== Data section ==
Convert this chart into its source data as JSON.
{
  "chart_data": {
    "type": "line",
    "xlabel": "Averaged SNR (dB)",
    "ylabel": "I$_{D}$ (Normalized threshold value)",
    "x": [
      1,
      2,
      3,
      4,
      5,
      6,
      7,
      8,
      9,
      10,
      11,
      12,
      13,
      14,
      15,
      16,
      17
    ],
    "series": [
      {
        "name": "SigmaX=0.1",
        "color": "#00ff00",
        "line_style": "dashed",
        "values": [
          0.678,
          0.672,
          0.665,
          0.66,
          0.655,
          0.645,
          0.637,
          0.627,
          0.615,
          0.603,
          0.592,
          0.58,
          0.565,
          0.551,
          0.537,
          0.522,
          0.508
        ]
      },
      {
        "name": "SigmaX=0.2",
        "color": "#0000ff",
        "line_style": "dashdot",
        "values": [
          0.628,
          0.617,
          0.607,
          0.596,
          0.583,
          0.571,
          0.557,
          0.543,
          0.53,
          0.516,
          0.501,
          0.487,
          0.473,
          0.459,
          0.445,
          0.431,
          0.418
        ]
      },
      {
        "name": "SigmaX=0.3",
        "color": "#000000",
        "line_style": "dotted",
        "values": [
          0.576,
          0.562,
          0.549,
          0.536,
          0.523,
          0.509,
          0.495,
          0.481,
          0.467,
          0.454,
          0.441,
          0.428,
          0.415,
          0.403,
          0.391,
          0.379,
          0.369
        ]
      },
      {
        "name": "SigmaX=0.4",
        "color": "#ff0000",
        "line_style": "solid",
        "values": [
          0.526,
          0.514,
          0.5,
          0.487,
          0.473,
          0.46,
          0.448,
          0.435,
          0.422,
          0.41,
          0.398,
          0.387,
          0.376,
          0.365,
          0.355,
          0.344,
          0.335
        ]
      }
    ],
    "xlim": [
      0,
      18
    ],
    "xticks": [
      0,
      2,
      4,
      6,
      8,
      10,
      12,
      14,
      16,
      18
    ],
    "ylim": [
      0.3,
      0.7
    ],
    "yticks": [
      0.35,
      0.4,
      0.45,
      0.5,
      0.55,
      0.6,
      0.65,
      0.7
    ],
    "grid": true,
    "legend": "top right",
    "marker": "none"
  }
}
===
== Data section ==
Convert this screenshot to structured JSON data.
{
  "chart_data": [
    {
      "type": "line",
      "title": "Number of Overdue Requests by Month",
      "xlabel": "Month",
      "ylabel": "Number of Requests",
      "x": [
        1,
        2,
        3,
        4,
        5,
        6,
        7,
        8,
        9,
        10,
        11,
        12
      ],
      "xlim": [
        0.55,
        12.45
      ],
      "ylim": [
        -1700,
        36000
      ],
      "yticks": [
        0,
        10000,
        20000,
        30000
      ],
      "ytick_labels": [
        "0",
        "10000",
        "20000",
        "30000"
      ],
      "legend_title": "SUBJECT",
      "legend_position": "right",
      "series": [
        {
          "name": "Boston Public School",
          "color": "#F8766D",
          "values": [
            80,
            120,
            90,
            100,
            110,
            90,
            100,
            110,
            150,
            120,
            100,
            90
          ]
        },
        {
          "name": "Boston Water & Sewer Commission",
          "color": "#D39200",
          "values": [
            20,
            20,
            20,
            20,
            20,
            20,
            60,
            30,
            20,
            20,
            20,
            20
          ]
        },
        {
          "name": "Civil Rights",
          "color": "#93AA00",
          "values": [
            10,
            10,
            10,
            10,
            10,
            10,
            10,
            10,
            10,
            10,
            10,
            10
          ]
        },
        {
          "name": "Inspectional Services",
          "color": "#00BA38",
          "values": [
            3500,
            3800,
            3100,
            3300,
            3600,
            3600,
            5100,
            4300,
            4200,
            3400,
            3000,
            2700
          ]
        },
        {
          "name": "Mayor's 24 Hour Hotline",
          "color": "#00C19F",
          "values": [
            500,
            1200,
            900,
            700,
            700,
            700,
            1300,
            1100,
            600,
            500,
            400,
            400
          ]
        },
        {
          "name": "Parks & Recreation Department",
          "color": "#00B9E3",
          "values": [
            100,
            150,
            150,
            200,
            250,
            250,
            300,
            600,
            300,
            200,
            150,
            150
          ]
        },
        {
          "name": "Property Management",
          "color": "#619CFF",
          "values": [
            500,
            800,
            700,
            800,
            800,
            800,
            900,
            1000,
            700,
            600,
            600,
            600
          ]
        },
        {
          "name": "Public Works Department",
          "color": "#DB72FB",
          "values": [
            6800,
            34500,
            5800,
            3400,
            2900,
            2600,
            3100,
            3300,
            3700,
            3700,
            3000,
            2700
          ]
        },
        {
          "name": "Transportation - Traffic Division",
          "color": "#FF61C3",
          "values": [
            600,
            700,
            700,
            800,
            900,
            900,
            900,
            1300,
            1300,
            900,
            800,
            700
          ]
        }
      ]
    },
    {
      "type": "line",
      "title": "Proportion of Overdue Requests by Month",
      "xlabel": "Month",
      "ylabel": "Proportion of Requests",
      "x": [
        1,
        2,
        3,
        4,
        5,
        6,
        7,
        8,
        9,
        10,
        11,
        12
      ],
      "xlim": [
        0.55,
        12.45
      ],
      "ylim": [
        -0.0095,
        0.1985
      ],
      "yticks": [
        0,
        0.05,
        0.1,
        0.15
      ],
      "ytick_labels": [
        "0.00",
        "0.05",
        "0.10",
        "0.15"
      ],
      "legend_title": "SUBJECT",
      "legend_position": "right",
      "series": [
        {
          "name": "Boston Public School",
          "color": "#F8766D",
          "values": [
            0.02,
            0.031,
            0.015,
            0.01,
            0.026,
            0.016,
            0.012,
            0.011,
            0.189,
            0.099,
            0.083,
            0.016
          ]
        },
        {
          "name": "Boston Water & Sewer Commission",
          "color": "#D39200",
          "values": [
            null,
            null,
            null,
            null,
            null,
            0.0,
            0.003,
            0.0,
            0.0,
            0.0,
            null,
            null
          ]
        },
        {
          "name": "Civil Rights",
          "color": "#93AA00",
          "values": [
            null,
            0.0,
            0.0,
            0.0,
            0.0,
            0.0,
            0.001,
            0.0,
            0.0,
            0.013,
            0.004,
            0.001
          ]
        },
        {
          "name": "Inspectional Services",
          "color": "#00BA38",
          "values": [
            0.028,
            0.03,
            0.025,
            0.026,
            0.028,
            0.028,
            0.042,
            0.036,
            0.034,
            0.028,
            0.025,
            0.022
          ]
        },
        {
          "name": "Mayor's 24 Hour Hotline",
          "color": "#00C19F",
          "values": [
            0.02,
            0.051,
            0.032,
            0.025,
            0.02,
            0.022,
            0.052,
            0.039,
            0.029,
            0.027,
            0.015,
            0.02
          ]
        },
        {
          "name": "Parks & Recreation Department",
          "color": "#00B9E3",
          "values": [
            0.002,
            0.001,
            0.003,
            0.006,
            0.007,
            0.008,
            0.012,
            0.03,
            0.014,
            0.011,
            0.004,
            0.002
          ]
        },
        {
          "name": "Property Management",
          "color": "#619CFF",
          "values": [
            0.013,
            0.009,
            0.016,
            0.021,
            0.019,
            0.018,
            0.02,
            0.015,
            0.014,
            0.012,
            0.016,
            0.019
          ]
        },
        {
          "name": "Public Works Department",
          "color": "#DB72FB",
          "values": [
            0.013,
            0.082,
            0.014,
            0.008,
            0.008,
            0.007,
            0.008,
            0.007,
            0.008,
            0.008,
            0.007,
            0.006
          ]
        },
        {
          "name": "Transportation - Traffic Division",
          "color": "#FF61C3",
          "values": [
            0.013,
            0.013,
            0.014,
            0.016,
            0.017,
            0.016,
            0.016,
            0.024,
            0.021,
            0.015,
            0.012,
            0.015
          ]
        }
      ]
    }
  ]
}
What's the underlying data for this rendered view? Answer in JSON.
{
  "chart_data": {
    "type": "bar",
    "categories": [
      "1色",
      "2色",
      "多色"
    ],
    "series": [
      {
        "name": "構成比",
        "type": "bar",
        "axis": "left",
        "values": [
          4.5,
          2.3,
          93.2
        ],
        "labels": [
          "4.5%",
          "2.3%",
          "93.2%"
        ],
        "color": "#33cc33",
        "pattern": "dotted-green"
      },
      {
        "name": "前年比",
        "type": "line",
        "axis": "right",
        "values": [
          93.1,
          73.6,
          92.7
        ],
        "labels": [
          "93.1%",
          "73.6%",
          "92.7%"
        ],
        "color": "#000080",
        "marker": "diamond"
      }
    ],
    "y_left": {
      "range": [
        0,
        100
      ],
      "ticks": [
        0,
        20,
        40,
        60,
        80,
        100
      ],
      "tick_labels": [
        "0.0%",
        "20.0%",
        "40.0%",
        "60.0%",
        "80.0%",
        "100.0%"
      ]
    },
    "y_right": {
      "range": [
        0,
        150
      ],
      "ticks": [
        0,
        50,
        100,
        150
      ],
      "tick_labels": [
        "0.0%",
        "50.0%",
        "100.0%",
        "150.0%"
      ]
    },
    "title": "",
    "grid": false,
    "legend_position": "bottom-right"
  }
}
===
== Data section ==
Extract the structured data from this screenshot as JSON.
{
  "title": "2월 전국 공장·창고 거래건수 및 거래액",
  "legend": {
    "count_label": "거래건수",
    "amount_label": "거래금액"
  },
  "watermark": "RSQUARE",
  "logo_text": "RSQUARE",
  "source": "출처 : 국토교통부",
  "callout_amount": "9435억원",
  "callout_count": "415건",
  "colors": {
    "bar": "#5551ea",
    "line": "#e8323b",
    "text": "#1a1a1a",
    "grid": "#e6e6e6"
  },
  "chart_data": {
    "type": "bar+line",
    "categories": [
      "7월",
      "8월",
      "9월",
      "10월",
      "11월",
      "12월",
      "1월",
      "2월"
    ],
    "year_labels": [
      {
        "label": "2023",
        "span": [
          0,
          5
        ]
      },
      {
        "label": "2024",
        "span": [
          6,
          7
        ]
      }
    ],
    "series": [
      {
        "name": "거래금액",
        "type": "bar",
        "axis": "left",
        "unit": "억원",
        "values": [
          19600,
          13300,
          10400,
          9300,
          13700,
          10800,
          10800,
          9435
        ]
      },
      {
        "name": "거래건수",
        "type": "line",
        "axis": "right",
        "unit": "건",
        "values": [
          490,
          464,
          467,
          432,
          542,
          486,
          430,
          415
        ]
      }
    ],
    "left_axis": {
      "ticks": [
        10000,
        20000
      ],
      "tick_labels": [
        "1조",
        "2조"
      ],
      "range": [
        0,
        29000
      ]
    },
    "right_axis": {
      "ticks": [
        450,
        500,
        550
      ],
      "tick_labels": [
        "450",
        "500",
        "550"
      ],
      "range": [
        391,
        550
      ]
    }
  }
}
===
[Task instructions]
Copy all lines from the material that contain "SigmaX".

[Answer for this exercise]
        "name": "SigmaX=0.1",
        "name": "SigmaX=0.2",
        "name": "SigmaX=0.3",
        "name": "SigmaX=0.4",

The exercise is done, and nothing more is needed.